Output all lines exactly.
***
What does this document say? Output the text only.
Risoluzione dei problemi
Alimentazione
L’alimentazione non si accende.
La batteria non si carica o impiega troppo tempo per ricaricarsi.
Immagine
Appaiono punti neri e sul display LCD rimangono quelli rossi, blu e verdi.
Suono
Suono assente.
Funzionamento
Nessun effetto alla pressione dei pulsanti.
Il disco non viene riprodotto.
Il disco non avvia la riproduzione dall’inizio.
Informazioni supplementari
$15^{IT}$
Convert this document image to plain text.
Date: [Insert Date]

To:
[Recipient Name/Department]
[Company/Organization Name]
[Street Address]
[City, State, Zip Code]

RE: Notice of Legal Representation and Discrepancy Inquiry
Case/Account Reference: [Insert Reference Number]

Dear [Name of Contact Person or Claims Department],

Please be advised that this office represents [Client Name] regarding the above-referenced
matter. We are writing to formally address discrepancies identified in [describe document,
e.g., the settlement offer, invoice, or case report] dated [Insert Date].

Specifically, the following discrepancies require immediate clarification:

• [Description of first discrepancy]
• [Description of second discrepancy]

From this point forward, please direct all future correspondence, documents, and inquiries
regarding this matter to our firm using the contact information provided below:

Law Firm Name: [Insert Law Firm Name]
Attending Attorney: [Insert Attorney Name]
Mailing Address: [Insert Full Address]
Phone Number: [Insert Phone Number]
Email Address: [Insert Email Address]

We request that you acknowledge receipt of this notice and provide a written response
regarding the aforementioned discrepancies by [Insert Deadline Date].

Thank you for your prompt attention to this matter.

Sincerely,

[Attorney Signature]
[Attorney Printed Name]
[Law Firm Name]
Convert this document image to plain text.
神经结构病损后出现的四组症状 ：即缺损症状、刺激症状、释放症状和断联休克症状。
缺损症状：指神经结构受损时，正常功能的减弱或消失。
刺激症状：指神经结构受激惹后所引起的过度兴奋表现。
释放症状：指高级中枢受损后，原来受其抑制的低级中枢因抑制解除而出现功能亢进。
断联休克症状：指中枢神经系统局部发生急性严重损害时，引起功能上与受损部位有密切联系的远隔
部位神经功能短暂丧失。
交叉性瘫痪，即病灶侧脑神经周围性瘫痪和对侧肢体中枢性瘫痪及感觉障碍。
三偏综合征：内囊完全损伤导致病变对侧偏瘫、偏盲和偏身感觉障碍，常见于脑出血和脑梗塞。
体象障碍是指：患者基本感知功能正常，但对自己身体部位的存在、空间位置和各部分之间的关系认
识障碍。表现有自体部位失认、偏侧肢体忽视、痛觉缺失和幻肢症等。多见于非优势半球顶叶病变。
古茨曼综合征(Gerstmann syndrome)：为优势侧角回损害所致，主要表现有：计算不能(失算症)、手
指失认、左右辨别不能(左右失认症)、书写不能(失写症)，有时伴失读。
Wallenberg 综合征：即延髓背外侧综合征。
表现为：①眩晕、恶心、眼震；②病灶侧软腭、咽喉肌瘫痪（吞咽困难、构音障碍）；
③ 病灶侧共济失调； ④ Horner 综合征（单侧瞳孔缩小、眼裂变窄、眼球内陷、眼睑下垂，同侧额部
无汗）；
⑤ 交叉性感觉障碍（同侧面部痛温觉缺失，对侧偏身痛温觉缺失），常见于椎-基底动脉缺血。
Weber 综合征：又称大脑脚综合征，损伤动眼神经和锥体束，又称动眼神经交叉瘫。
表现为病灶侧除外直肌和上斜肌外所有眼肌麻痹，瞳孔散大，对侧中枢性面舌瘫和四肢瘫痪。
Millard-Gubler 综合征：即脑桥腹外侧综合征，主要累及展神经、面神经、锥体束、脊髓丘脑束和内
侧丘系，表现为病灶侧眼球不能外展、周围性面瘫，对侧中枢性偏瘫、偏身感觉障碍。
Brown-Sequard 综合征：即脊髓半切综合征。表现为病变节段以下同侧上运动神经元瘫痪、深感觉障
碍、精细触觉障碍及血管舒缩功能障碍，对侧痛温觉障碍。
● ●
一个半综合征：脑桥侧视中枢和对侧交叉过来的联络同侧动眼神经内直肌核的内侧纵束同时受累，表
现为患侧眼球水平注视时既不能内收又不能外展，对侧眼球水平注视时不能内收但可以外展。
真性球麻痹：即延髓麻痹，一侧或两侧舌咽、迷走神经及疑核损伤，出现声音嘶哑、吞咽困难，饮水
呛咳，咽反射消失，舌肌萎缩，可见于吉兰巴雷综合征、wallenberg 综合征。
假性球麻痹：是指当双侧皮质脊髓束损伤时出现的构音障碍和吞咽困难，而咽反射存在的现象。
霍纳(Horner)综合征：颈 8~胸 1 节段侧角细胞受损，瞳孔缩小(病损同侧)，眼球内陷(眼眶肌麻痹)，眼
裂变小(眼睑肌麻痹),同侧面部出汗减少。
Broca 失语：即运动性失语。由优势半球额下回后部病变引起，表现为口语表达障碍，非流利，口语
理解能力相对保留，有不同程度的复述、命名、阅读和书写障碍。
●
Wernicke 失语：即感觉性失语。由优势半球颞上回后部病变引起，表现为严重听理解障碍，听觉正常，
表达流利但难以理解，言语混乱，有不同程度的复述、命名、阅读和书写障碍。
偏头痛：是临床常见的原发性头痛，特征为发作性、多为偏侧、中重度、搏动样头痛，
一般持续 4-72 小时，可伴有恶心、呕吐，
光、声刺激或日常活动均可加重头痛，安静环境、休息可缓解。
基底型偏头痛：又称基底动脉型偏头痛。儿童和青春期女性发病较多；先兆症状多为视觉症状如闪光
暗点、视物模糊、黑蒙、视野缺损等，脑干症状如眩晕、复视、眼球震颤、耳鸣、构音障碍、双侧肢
***
*Solved problem*
What does this document say? Output the text only.
Risoluzione dei problemi
Alimentazione
L’alimentazione non si accende.
La batteria non si carica o impiega troppo tempo per ricaricarsi.
Immagine
Appaiono punti neri e sul display LCD rimangono quelli rossi, blu e verdi.
Suono
Suono assente.
Funzionamento
Nessun effetto alla pressione dei pulsanti.
Il disco non viene riprodotto.
Il disco non avvia la riproduzione dall’inizio.
Informazioni supplementari
$15^{IT}$
Convert this document image to plain text.
Date: [Insert Date]

To:
[Recipient Name/Department]
[Company/Organization Name]
[Street Address]
[City, State, Zip Code]

RE: Notice of Legal Representation and Discrepancy Inquiry
Case/Account Reference: [Insert Reference Number]

Dear [Name of Contact Person or Claims Department],

Please be advised that this office represents [Client Name] regarding the above-referenced
matter. We are writing to formally address discrepancies identified in [describe document,
e.g., the settlement offer, invoice, or case report] dated [Insert Date].

Specifically, the following discrepancies require immediate clarification:

• [Description of first discrepancy]
• [Description of second discrepancy]

From this point forward, please direct all future correspondence, documents, and inquiries
regarding this matter to our firm using the contact information provided below:

Law Firm Name: [Insert Law Firm Name]
Attending Attorney: [Insert Attorney Name]
Mailing Address: [Insert Full Address]
Phone Number: [Insert Phone Number]
Email Address: [Insert Email Address]

We request that you acknowledge receipt of this notice and provide a written response
regarding the aforementioned discrepancies by [Insert Deadline Date].

Thank you for your prompt attention to this matter.

Sincerely,

[Attorney Signature]
[Attorney Printed Name]
[Law Firm Name]
Convert this document image to plain text.
神经结构病损后出现的四组症状 ：即缺损症状、刺激症状、释放症状和断联休克症状。
缺损症状：指神经结构受损时，正常功能的减弱或消失。
刺激症状：指神经结构受激惹后所引起的过度兴奋表现。
释放症状：指高级中枢受损后，原来受其抑制的低级中枢因抑制解除而出现功能亢进。
断联休克症状：指中枢神经系统局部发生急性严重损害时，引起功能上与受损部位有密切联系的远隔
部位神经功能短暂丧失。
交叉性瘫痪，即病灶侧脑神经周围性瘫痪和对侧肢体中枢性瘫痪及感觉障碍。
三偏综合征：内囊完全损伤导致病变对侧偏瘫、偏盲和偏身感觉障碍，常见于脑出血和脑梗塞。
体象障碍是指：患者基本感知功能正常，但对自己身体部位的存在、空间位置和各部分之间的关系认
识障碍。表现有自体部位失认、偏侧肢体忽视、痛觉缺失和幻肢症等。多见于非优势半球顶叶病变。
古茨曼综合征(Gerstmann syndrome)：为优势侧角回损害所致，主要表现有：计算不能(失算症)、手
指失认、左右辨别不能(左右失认症)、书写不能(失写症)，有时伴失读。
Wallenberg 综合征：即延髓背外侧综合征。
表现为：①眩晕、恶心、眼震；②病灶侧软腭、咽喉肌瘫痪（吞咽困难、构音障碍）；
③ 病灶侧共济失调； ④ Horner 综合征（单侧瞳孔缩小、眼裂变窄、眼球内陷、眼睑下垂，同侧额部
无汗）；
⑤ 交叉性感觉障碍（同侧面部痛温觉缺失，对侧偏身痛温觉缺失），常见于椎-基底动脉缺血。
Weber 综合征：又称大脑脚综合征，损伤动眼神经和锥体束，又称动眼神经交叉瘫。
表现为病灶侧除外直肌和上斜肌外所有眼肌麻痹，瞳孔散大，对侧中枢性面舌瘫和四肢瘫痪。
Millard-Gubler 综合征：即脑桥腹外侧综合征，主要累及展神经、面神经、锥体束、脊髓丘脑束和内
侧丘系，表现为病灶侧眼球不能外展、周围性面瘫，对侧中枢性偏瘫、偏身感觉障碍。
Brown-Sequard 综合征：即脊髓半切综合征。表现为病变节段以下同侧上运动神经元瘫痪、深感觉障
碍、精细触觉障碍及血管舒缩功能障碍，对侧痛温觉障碍。
● ●
一个半综合征：脑桥侧视中枢和对侧交叉过来的联络同侧动眼神经内直肌核的内侧纵束同时受累，表
现为患侧眼球水平注视时既不能内收又不能外展，对侧眼球水平注视时不能内收但可以外展。
真性球麻痹：即延髓麻痹，一侧或两侧舌咽、迷走神经及疑核损伤，出现声音嘶哑、吞咽困难，饮水
呛咳，咽反射消失，舌肌萎缩，可见于吉兰巴雷综合征、wallenberg 综合征。
假性球麻痹：是指当双侧皮质脊髓束损伤时出现的构音障碍和吞咽困难，而咽反射存在的现象。
霍纳(Horner)综合征：颈 8~胸 1 节段侧角细胞受损，瞳孔缩小(病损同侧)，眼球内陷(眼眶肌麻痹)，眼
裂变小(眼睑肌麻痹),同侧面部出汗减少。
Broca 失语：即运动性失语。由优势半球额下回后部病变引起，表现为口语表达障碍，非流利，口语
理解能力相对保留，有不同程度的复述、命名、阅读和书写障碍。
●
Wernicke 失语：即感觉性失语。由优势半球颞上回后部病变引起，表现为严重听理解障碍，听觉正常，
表达流利但难以理解，言语混乱，有不同程度的复述、命名、阅读和书写障碍。
偏头痛：是临床常见的原发性头痛，特征为发作性、多为偏侧、中重度、搏动样头痛，
一般持续 4-72 小时，可伴有恶心、呕吐，
光、声刺激或日常活动均可加重头痛，安静环境、休息可缓解。
基底型偏头痛：又称基底动脉型偏头痛。儿童和青春期女性发病较多；先兆症状多为视觉症状如闪光
暗点、视物模糊、黑蒙、视野缺损等，脑干症状如眩晕、复视、眼球震颤、耳鸣、构音障碍、双侧肢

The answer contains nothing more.